• _Figure content listings_
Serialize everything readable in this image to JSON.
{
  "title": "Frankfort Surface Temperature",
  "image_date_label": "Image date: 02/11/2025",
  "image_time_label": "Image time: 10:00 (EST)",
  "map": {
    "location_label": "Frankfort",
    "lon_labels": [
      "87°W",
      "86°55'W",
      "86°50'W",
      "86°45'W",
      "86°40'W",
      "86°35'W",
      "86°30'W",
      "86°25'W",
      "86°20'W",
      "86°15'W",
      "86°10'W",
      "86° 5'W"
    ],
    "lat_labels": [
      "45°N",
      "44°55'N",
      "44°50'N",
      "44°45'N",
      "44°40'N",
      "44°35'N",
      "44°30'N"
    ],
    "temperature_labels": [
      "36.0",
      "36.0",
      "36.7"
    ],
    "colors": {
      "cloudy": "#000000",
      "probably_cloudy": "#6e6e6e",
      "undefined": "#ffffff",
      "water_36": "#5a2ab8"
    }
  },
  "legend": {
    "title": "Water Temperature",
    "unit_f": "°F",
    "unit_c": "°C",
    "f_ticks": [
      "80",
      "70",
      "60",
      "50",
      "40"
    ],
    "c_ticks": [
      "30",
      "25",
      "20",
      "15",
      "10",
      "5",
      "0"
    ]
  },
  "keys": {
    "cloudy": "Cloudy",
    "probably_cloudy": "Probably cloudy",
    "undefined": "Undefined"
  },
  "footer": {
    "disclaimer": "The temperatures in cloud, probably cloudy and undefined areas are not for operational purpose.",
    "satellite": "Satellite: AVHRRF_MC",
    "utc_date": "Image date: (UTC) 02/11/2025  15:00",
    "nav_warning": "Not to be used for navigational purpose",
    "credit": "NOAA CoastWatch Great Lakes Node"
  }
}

• _GIVEN PROBLEM_
Send back all of the entries exactly, with nothing missing.

• _TASK SOLUTION_
Serialize everything readable in this image to JSON.
{
  "title": "Frankfort Surface Temperature",
  "image_date_label": "Image date: 02/11/2025",
  "image_time_label": "Image time: 10:00 (EST)",
  "map": {
    "location_label": "Frankfort",
    "lon_labels": [
      "87°W",
      "86°55'W",
      "86°50'W",
      "86°45'W",
      "86°40'W",
      "86°35'W",
      "86°30'W",
      "86°25'W",
      "86°20'W",
      "86°15'W",
      "86°10'W",
      "86° 5'W"
    ],
    "lat_labels": [
      "45°N",
      "44°55'N",
      "44°50'N",
      "44°45'N",
      "44°40'N",
      "44°35'N",
      "44°30'N"
    ],
    "temperature_labels": [
      "36.0",
      "36.0",
      "36.7"
    ],
    "colors": {
      "cloudy": "#000000",
      "probably_cloudy": "#6e6e6e",
      "undefined": "#ffffff",
      "water_36": "#5a2ab8"
    }
  },
  "legend": {
    "title": "Water Temperature",
    "unit_f": "°F",
    "unit_c": "°C",
    "f_ticks": [
      "80",
      "70",
      "60",
      "50",
      "40"
    ],
    "c_ticks": [
      "30",
      "25",
      "20",
      "15",
      "10",
      "5",
      "0"
    ]
  },
  "keys": {
    "cloudy": "Cloudy",
    "probably_cloudy": "Probably cloudy",
    "undefined": "Undefined"
  },
  "footer": {
    "disclaimer": "The temperatures in cloud, probably cloudy and undefined areas are not for operational purpose.",
    "satellite": "Satellite: AVHRRF_MC",
    "utc_date": "Image date: (UTC) 02/11/2025  15:00",
    "nav_warning": "Not to be used for navigational purpose",
    "credit": "NOAA CoastWatch Great Lakes Node"
  }
}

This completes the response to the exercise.